# LISTED RECORDS

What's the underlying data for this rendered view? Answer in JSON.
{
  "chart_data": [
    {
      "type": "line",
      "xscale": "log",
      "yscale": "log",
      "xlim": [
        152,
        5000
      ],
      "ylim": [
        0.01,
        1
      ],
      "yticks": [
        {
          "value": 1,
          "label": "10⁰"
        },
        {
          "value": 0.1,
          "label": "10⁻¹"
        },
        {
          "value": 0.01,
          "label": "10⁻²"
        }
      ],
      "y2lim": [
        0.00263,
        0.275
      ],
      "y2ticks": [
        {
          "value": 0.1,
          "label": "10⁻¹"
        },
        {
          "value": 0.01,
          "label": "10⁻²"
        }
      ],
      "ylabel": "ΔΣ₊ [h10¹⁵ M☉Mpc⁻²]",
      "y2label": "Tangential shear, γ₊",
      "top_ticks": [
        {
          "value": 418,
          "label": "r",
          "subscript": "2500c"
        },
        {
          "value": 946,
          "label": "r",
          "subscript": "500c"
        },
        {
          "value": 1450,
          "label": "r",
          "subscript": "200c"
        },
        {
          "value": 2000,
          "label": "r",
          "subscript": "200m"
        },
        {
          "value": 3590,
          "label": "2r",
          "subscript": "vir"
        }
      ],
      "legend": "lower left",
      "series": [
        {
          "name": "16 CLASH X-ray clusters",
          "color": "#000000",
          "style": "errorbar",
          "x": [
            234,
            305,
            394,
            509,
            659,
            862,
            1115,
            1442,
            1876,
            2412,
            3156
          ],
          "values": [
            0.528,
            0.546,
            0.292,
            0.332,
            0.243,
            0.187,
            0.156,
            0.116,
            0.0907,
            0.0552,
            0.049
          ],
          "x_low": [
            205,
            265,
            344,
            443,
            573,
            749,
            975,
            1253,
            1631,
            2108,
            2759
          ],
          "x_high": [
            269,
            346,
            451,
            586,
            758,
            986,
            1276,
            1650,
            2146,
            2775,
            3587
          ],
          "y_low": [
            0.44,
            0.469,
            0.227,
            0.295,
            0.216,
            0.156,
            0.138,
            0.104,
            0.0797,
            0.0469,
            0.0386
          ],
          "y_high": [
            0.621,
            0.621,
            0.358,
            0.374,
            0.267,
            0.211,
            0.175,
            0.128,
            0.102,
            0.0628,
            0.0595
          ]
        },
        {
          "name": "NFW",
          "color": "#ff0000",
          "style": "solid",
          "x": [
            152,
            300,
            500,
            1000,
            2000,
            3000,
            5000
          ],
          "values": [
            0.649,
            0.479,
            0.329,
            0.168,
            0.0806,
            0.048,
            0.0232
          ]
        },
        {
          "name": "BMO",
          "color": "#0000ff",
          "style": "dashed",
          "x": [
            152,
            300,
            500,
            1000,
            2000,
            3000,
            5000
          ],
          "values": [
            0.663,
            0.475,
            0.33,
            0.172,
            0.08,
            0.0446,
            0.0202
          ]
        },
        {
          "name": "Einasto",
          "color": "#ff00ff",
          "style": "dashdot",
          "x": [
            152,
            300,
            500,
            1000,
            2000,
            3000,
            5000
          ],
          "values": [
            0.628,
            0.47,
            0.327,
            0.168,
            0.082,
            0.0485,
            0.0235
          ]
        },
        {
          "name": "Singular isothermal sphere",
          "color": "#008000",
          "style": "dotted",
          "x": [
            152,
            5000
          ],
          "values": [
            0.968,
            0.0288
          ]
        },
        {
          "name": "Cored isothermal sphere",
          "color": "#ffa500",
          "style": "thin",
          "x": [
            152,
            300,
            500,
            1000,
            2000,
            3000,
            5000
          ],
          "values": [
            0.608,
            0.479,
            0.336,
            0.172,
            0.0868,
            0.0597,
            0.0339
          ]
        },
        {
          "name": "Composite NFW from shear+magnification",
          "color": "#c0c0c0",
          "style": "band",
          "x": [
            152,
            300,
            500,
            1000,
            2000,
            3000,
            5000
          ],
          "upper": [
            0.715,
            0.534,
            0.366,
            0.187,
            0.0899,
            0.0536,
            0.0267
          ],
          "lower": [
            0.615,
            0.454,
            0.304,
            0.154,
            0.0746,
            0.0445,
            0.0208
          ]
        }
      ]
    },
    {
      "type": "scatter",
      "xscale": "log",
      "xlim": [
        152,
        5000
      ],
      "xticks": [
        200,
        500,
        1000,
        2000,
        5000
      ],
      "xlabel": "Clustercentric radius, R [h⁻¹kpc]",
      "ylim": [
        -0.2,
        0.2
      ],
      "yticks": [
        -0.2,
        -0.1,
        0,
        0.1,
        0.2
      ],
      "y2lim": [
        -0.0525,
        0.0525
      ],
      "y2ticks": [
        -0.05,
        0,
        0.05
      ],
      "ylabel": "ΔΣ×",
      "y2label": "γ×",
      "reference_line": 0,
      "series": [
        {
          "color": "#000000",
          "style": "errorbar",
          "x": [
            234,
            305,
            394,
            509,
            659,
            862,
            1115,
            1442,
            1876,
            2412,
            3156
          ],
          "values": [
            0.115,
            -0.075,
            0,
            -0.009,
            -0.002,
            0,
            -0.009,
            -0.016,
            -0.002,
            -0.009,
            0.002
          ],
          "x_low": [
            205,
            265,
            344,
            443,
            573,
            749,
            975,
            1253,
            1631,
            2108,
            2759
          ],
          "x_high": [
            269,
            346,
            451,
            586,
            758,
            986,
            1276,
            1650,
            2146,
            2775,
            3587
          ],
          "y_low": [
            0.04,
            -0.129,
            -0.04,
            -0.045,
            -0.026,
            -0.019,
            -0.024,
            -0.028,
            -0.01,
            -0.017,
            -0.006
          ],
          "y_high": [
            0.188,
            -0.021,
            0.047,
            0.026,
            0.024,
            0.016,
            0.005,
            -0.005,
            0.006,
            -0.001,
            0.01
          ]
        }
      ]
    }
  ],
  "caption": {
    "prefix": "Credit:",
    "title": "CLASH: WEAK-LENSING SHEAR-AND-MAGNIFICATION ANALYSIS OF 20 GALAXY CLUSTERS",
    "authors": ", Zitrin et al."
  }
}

# EXERCISE DETAILS
Extract each entry in full, exactly as given.

# TASK RESPONSE
What's the underlying data for this rendered view? Answer in JSON.
{
  "chart_data": [
    {
      "type": "line",
      "xscale": "log",
      "yscale": "log",
      "xlim": [
        152,
        5000
      ],
      "ylim": [
        0.01,
        1
      ],
      "yticks": [
        {
          "value": 1,
          "label": "10⁰"
        },
        {
          "value": 0.1,
          "label": "10⁻¹"
        },
        {
          "value": 0.01,
          "label": "10⁻²"
        }
      ],
      "y2lim": [
        0.00263,
        0.275
      ],
      "y2ticks": [
        {
          "value": 0.1,
          "label": "10⁻¹"
        },
        {
          "value": 0.01,
          "label": "10⁻²"
        }
      ],
      "ylabel": "ΔΣ₊ [h10¹⁵ M☉Mpc⁻²]",
      "y2label": "Tangential shear, γ₊",
      "top_ticks": [
        {
          "value": 418,
          "label": "r",
          "subscript": "2500c"
        },
        {
          "value": 946,
          "label": "r",
          "subscript": "500c"
        },
        {
          "value": 1450,
          "label": "r",
          "subscript": "200c"
        },
        {
          "value": 2000,
          "label": "r",
          "subscript": "200m"
        },
        {
          "value": 3590,
          "label": "2r",
          "subscript": "vir"
        }
      ],
      "legend": "lower left",
      "series": [
        {
          "name": "16 CLASH X-ray clusters",
          "color": "#000000",
          "style": "errorbar",
          "x": [
            234,
            305,
            394,
            509,
            659,
            862,
            1115,
            1442,
            1876,
            2412,
            3156
          ],
          "values": [
            0.528,
            0.546,
            0.292,
            0.332,
            0.243,
            0.187,
            0.156,
            0.116,
            0.0907,
            0.0552,
            0.049
          ],
          "x_low": [
            205,
            265,
            344,
            443,
            573,
            749,
            975,
            1253,
            1631,
            2108,
            2759
          ],
          "x_high": [
            269,
            346,
            451,
            586,
            758,
            986,
            1276,
            1650,
            2146,
            2775,
            3587
          ],
          "y_low": [
            0.44,
            0.469,
            0.227,
            0.295,
            0.216,
            0.156,
            0.138,
            0.104,
            0.0797,
            0.0469,
            0.0386
          ],
          "y_high": [
            0.621,
            0.621,
            0.358,
            0.374,
            0.267,
            0.211,
            0.175,
            0.128,
            0.102,
            0.0628,
            0.0595
          ]
        },
        {
          "name": "NFW",
          "color": "#ff0000",
          "style": "solid",
          "x": [
            152,
            300,
            500,
            1000,
            2000,
            3000,
            5000
          ],
          "values": [
            0.649,
            0.479,
            0.329,
            0.168,
            0.0806,
            0.048,
            0.0232
          ]
        },
        {
          "name": "BMO",
          "color": "#0000ff",
          "style": "dashed",
          "x": [
            152,
            300,
            500,
            1000,
            2000,
            3000,
            5000
          ],
          "values": [
            0.663,
            0.475,
            0.33,
            0.172,
            0.08,
            0.0446,
            0.0202
          ]
        },
        {
          "name": "Einasto",
          "color": "#ff00ff",
          "style": "dashdot",
          "x": [
            152,
            300,
            500,
            1000,
            2000,
            3000,
            5000
          ],
          "values": [
            0.628,
            0.47,
            0.327,
            0.168,
            0.082,
            0.0485,
            0.0235
          ]
        },
        {
          "name": "Singular isothermal sphere",
          "color": "#008000",
          "style": "dotted",
          "x": [
            152,
            5000
          ],
          "values": [
            0.968,
            0.0288
          ]
        },
        {
          "name": "Cored isothermal sphere",
          "color": "#ffa500",
          "style": "thin",
          "x": [
            152,
            300,
            500,
            1000,
            2000,
            3000,
            5000
          ],
          "values": [
            0.608,
            0.479,
            0.336,
            0.172,
            0.0868,
            0.0597,
            0.0339
          ]
        },
        {
          "name": "Composite NFW from shear+magnification",
          "color": "#c0c0c0",
          "style": "band",
          "x": [
            152,
            300,
            500,
            1000,
            2000,
            3000,
            5000
          ],
          "upper": [
            0.715,
            0.534,
            0.366,
            0.187,
            0.0899,
            0.0536,
            0.0267
          ],
          "lower": [
            0.615,
            0.454,
            0.304,
            0.154,
            0.0746,
            0.0445,
            0.0208
          ]
        }
      ]
    },
    {
      "type": "scatter",
      "xscale": "log",
      "xlim": [
        152,
        5000
      ],
      "xticks": [
        200,
        500,
        1000,
        2000,
        5000
      ],
      "xlabel": "Clustercentric radius, R [h⁻¹kpc]",
      "ylim": [
        -0.2,
        0.2
      ],
      "yticks": [
        -0.2,
        -0.1,
        0,
        0.1,
        0.2
      ],
      "y2lim": [
        -0.0525,
        0.0525
      ],
      "y2ticks": [
        -0.05,
        0,
        0.05
      ],
      "ylabel": "ΔΣ×",
      "y2label": "γ×",
      "reference_line": 0,
      "series": [
        {
          "color": "#000000",
          "style": "errorbar",
          "x": [
            234,
            305,
            394,
            509,
            659,
            862,
            1115,
            1442,
            1876,
            2412,
            3156
          ],
          "values": [
            0.115,
            -0.075,
            0,
            -0.009,
            -0.002,
            0,
            -0.009,
            -0.016,
            -0.002,
            -0.009,
            0.002
          ],
          "x_low": [
            205,
            265,
            344,
            443,
            573,
            749,
            975,
            1253,
            1631,
            2108,
            2759
          ],
          "x_high": [
            269,
            346,
            451,
            586,
            758,
            986,
            1276,
            1650,
            2146,
            2775,
            3587
          ],
          "y_low": [
            0.04,
            -0.129,
            -0.04,
            -0.045,
            -0.026,
            -0.019,
            -0.024,
            -0.028,
            -0.01,
            -0.017,
            -0.006
          ],
          "y_high": [
            0.188,
            -0.021,
            0.047,
            0.026,
            0.024,
            0.016,
            0.005,
            -0.005,
            0.006,
            -0.001,
            0.01
          ]
        }
      ]
    }
  ],
  "caption": {
    "prefix": "Credit:",
    "title": "CLASH: WEAK-LENSING SHEAR-AND-MAGNIFICATION ANALYSIS OF 20 GALAXY CLUSTERS",
    "authors": ", Zitrin et al."
  }
}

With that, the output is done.